INSTRUCTIONS TO FOLLOW
Extract every line of the entries below word for word, but leave any picture out of your answer.

[Records showing where elements appear]
_____
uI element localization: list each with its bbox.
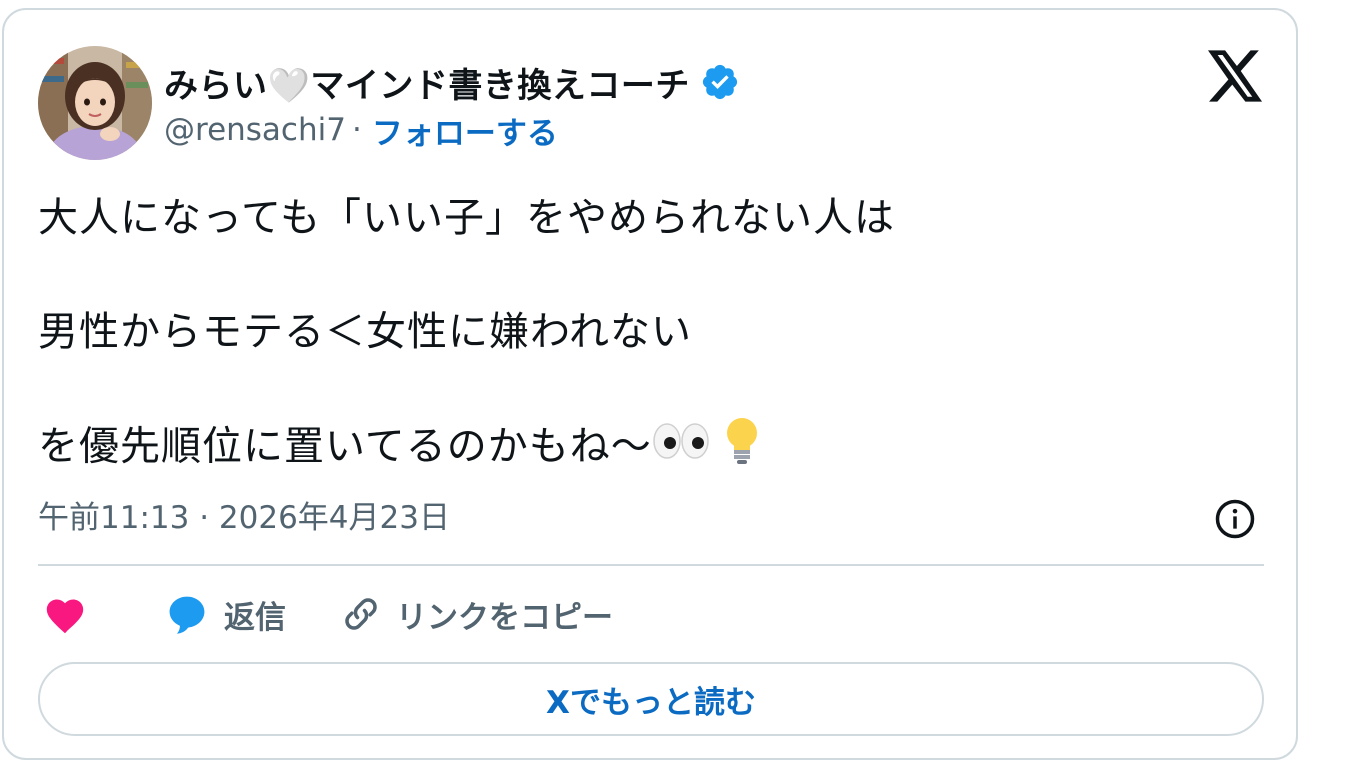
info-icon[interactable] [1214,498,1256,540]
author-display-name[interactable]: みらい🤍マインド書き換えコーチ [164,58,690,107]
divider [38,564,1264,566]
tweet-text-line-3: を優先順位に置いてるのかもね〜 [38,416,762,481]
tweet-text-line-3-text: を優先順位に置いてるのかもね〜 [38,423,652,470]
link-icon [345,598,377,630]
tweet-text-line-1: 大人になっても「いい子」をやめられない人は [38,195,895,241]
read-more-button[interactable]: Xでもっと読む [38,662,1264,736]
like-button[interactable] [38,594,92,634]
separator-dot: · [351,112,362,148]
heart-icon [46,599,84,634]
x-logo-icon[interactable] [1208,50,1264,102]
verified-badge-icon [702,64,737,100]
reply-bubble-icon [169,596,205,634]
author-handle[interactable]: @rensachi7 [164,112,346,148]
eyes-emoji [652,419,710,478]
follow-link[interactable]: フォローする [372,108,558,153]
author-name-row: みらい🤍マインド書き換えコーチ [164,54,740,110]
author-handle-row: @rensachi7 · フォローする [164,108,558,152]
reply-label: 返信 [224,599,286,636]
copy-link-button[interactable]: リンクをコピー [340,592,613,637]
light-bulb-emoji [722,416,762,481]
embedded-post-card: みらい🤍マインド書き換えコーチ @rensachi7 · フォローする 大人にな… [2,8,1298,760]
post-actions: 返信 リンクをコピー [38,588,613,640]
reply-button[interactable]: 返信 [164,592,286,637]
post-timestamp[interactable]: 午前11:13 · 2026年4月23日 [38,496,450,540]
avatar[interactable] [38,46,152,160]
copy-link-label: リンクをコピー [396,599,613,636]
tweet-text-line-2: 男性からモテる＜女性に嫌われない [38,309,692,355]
_____
RIGHT ANSWER
uI element localization: list each with its bbox.
info-icon[interactable] [1214,498,1256,540]
author-display-name[interactable]: みらい🤍マインド書き換えコーチ [164,58,690,107]
divider [38,564,1264,566]
tweet-text-line-3: を優先順位に置いてるのかもね〜 [38,416,762,481]
tweet-text-line-3-text: を優先順位に置いてるのかもね〜 [38,423,652,470]
link-icon [345,598,377,630]
tweet-text-line-1: 大人になっても「いい子」をやめられない人は [38,195,895,241]
read-more-button[interactable]: Xでもっと読む [38,662,1264,736]
like-button[interactable] [38,594,92,634]
separator-dot: · [351,112,362,148]
heart-icon [46,599,84,634]
x-logo-icon[interactable] [1208,50,1264,102]
verified-badge-icon [702,64,737,100]
reply-bubble-icon [169,596,205,634]
author-handle[interactable]: @rensachi7 [164,112,346,148]
eyes-emoji [652,419,710,478]
follow-link[interactable]: フォローする [372,108,558,153]
author-name-row: みらい🤍マインド書き換えコーチ [164,54,740,110]
author-handle-row: @rensachi7 · フォローする [164,108,558,152]
reply-label: 返信 [224,599,286,636]
copy-link-button[interactable]: リンクをコピー [340,592,613,637]
light-bulb-emoji [722,416,762,481]
embedded-post-card: みらい🤍マインド書き換えコーチ @rensachi7 · フォローする 大人にな… [2,8,1298,760]
post-actions: 返信 リンクをコピー [38,588,613,640]
reply-button[interactable]: 返信 [164,592,286,637]
post-timestamp[interactable]: 午前11:13 · 2026年4月23日 [38,496,450,540]
avatar[interactable] [38,46,152,160]
copy-link-label: リンクをコピー [396,599,613,636]
tweet-text-line-2: 男性からモテる＜女性に嫌われない [38,309,692,355]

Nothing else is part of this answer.